THE TASK:
Go through the entries and count the lines with the string "nUSD" in them. Give only that number.

═════ MATERIALS PROVIDED

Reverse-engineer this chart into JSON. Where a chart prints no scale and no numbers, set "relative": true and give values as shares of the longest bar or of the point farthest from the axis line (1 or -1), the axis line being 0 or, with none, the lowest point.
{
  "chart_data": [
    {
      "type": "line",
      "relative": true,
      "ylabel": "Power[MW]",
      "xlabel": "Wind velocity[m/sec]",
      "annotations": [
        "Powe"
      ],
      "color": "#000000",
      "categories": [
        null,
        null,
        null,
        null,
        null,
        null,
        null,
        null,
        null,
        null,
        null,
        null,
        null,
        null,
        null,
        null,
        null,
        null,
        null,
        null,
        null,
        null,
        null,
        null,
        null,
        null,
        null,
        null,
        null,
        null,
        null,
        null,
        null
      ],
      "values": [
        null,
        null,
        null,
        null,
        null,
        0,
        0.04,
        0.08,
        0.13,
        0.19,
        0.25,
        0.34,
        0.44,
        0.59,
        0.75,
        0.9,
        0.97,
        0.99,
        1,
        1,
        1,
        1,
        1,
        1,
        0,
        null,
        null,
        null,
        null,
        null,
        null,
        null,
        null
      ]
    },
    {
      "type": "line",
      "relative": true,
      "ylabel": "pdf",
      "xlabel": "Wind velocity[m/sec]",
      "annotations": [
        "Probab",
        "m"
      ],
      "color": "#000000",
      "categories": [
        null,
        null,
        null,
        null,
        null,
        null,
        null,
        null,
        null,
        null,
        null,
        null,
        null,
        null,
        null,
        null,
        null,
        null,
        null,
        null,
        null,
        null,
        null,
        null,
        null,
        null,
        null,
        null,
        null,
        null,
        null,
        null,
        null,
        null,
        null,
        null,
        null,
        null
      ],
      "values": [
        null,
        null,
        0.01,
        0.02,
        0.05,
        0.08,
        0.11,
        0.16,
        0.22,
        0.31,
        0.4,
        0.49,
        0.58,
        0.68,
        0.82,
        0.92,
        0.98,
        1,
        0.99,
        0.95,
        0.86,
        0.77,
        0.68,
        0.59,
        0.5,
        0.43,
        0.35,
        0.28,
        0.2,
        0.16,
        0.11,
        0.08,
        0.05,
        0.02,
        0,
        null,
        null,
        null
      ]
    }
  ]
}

══════════
═════ MATERIALS PROVIDED

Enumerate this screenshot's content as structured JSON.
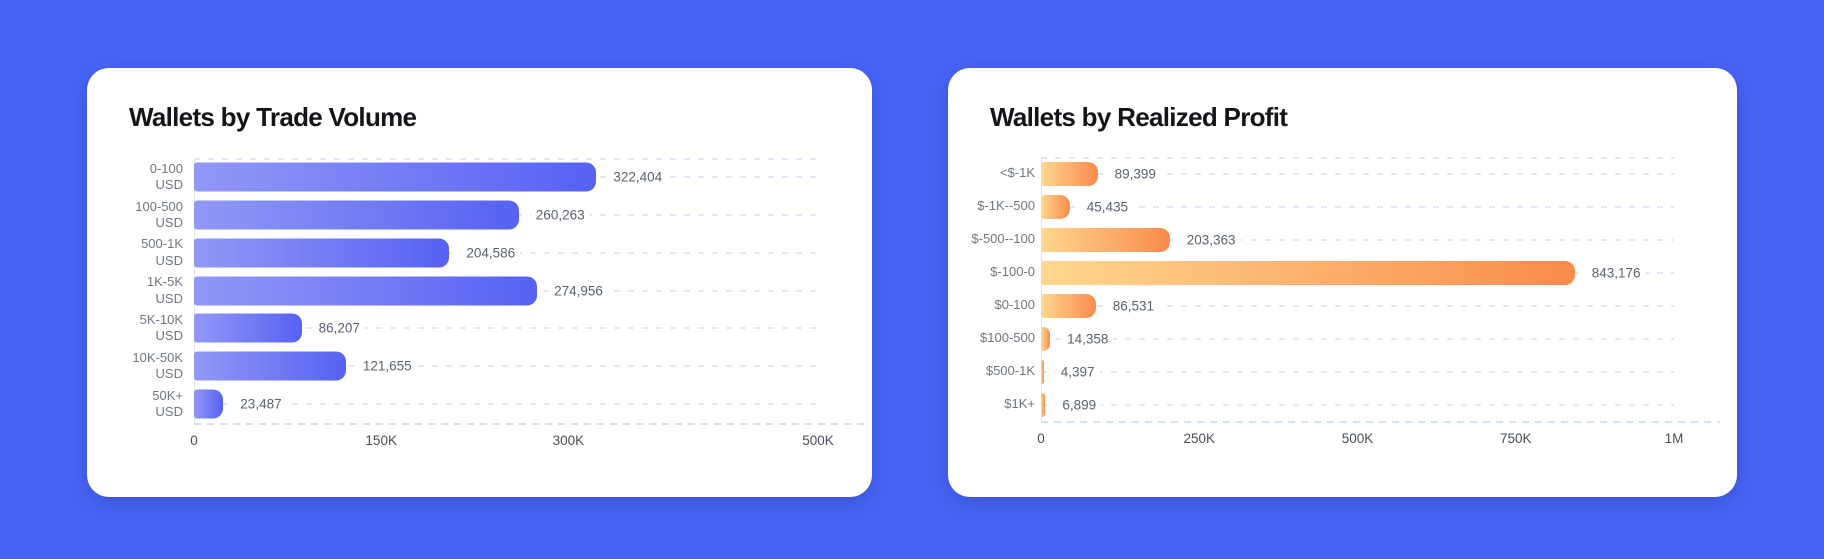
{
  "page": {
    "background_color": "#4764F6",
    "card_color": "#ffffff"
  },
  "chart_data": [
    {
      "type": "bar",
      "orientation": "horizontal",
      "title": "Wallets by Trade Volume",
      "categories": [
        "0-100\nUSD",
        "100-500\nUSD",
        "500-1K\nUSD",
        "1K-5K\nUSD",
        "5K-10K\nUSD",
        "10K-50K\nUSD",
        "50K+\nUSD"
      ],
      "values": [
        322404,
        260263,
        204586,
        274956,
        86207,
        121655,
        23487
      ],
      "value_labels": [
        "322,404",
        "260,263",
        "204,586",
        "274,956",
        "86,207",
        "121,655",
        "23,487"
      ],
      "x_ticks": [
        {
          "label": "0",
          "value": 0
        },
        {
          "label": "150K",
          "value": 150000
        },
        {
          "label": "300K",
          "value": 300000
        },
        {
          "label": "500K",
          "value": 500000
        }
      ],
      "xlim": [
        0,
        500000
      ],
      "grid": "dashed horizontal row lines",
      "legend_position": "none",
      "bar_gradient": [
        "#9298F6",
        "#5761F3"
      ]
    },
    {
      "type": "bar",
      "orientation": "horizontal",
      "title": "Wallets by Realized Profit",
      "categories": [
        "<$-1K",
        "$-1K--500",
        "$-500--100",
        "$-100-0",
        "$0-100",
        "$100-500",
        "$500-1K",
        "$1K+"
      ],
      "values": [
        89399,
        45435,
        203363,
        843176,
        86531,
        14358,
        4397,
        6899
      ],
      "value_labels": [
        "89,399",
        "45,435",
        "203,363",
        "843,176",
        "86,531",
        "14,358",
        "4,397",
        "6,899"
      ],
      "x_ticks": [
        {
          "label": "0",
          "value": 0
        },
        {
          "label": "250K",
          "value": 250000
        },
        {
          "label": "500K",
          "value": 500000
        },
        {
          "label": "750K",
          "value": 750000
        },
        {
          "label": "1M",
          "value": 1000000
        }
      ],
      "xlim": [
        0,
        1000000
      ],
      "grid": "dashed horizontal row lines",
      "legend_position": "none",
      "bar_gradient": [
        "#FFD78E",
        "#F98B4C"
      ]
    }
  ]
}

══════════

SOLUTION BELOW:
7